Write out, precisely and in full, each line of the material.

[Stored data entries]
——————

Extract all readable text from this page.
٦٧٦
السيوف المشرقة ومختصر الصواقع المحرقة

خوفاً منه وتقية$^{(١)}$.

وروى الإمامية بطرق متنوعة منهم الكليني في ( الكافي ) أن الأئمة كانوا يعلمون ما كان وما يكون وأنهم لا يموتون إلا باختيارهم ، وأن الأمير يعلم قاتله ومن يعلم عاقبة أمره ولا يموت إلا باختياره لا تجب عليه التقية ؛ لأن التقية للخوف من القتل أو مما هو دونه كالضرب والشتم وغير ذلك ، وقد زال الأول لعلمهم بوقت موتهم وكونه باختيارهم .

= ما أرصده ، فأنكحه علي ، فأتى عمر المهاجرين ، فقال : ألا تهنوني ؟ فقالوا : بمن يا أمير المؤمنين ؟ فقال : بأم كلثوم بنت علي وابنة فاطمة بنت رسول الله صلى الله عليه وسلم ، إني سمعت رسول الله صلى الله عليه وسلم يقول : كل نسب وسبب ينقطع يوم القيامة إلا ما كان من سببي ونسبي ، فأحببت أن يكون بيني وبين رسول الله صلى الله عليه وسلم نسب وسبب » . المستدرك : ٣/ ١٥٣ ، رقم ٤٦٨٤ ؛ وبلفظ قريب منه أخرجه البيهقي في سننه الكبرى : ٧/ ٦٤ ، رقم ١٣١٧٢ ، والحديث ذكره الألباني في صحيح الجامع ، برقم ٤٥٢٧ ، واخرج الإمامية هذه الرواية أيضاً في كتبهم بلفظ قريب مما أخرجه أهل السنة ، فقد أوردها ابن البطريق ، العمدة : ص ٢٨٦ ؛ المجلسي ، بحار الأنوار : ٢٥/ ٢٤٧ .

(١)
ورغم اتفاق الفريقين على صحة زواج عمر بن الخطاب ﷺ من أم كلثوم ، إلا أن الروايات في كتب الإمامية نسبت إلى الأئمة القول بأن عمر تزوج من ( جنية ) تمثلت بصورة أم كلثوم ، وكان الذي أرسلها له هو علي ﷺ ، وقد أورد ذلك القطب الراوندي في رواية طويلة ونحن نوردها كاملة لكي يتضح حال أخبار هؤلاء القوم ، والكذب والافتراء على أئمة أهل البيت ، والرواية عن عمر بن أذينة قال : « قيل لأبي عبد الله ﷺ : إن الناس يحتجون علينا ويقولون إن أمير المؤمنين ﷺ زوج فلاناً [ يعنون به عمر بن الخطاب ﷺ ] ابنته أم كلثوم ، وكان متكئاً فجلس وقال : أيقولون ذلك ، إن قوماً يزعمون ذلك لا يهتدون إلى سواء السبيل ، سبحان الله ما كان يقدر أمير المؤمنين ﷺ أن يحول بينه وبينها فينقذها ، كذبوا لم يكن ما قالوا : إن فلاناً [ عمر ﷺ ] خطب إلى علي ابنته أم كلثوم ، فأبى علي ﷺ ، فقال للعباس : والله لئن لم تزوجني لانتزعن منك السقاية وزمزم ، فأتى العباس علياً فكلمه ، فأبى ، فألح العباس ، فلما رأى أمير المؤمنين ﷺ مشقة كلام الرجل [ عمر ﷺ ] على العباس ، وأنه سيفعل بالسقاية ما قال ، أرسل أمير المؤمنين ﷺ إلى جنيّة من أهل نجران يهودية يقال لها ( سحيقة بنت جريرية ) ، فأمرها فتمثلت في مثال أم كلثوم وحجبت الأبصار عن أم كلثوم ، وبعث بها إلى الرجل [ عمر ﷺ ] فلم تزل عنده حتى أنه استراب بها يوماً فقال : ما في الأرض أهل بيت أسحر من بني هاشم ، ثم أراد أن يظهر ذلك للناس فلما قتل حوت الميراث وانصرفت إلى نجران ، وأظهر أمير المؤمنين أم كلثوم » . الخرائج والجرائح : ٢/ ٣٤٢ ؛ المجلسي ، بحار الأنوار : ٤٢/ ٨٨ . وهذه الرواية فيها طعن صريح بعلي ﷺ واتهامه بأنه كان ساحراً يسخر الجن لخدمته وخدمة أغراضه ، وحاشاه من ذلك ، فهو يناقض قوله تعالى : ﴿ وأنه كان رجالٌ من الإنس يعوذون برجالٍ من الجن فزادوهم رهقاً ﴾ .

——————

### The reply
Extract all readable text from this page.
٦٧٦
السيوف المشرقة ومختصر الصواقع المحرقة

خوفاً منه وتقية$^{(١)}$.

وروى الإمامية بطرق متنوعة منهم الكليني في ( الكافي ) أن الأئمة كانوا يعلمون ما كان وما يكون وأنهم لا يموتون إلا باختيارهم ، وأن الأمير يعلم قاتله ومن يعلم عاقبة أمره ولا يموت إلا باختياره لا تجب عليه التقية ؛ لأن التقية للخوف من القتل أو مما هو دونه كالضرب والشتم وغير ذلك ، وقد زال الأول لعلمهم بوقت موتهم وكونه باختيارهم .

= ما أرصده ، فأنكحه علي ، فأتى عمر المهاجرين ، فقال : ألا تهنوني ؟ فقالوا : بمن يا أمير المؤمنين ؟ فقال : بأم كلثوم بنت علي وابنة فاطمة بنت رسول الله صلى الله عليه وسلم ، إني سمعت رسول الله صلى الله عليه وسلم يقول : كل نسب وسبب ينقطع يوم القيامة إلا ما كان من سببي ونسبي ، فأحببت أن يكون بيني وبين رسول الله صلى الله عليه وسلم نسب وسبب » . المستدرك : ٣/ ١٥٣ ، رقم ٤٦٨٤ ؛ وبلفظ قريب منه أخرجه البيهقي في سننه الكبرى : ٧/ ٦٤ ، رقم ١٣١٧٢ ، والحديث ذكره الألباني في صحيح الجامع ، برقم ٤٥٢٧ ، واخرج الإمامية هذه الرواية أيضاً في كتبهم بلفظ قريب مما أخرجه أهل السنة ، فقد أوردها ابن البطريق ، العمدة : ص ٢٨٦ ؛ المجلسي ، بحار الأنوار : ٢٥/ ٢٤٧ .

(١)
ورغم اتفاق الفريقين على صحة زواج عمر بن الخطاب ﷺ من أم كلثوم ، إلا أن الروايات في كتب الإمامية نسبت إلى الأئمة القول بأن عمر تزوج من ( جنية ) تمثلت بصورة أم كلثوم ، وكان الذي أرسلها له هو علي ﷺ ، وقد أورد ذلك القطب الراوندي في رواية طويلة ونحن نوردها كاملة لكي يتضح حال أخبار هؤلاء القوم ، والكذب والافتراء على أئمة أهل البيت ، والرواية عن عمر بن أذينة قال : « قيل لأبي عبد الله ﷺ : إن الناس يحتجون علينا ويقولون إن أمير المؤمنين ﷺ زوج فلاناً [ يعنون به عمر بن الخطاب ﷺ ] ابنته أم كلثوم ، وكان متكئاً فجلس وقال : أيقولون ذلك ، إن قوماً يزعمون ذلك لا يهتدون إلى سواء السبيل ، سبحان الله ما كان يقدر أمير المؤمنين ﷺ أن يحول بينه وبينها فينقذها ، كذبوا لم يكن ما قالوا : إن فلاناً [ عمر ﷺ ] خطب إلى علي ابنته أم كلثوم ، فأبى علي ﷺ ، فقال للعباس : والله لئن لم تزوجني لانتزعن منك السقاية وزمزم ، فأتى العباس علياً فكلمه ، فأبى ، فألح العباس ، فلما رأى أمير المؤمنين ﷺ مشقة كلام الرجل [ عمر ﷺ ] على العباس ، وأنه سيفعل بالسقاية ما قال ، أرسل أمير المؤمنين ﷺ إلى جنيّة من أهل نجران يهودية يقال لها ( سحيقة بنت جريرية ) ، فأمرها فتمثلت في مثال أم كلثوم وحجبت الأبصار عن أم كلثوم ، وبعث بها إلى الرجل [ عمر ﷺ ] فلم تزل عنده حتى أنه استراب بها يوماً فقال : ما في الأرض أهل بيت أسحر من بني هاشم ، ثم أراد أن يظهر ذلك للناس فلما قتل حوت الميراث وانصرفت إلى نجران ، وأظهر أمير المؤمنين أم كلثوم » . الخرائج والجرائح : ٢/ ٣٤٢ ؛ المجلسي ، بحار الأنوار : ٤٢/ ٨٨ . وهذه الرواية فيها طعن صريح بعلي ﷺ واتهامه بأنه كان ساحراً يسخر الجن لخدمته وخدمة أغراضه ، وحاشاه من ذلك ، فهو يناقض قوله تعالى : ﴿ وأنه كان رجالٌ من الإنس يعوذون برجالٍ من الجن فزادوهم رهقاً ﴾ .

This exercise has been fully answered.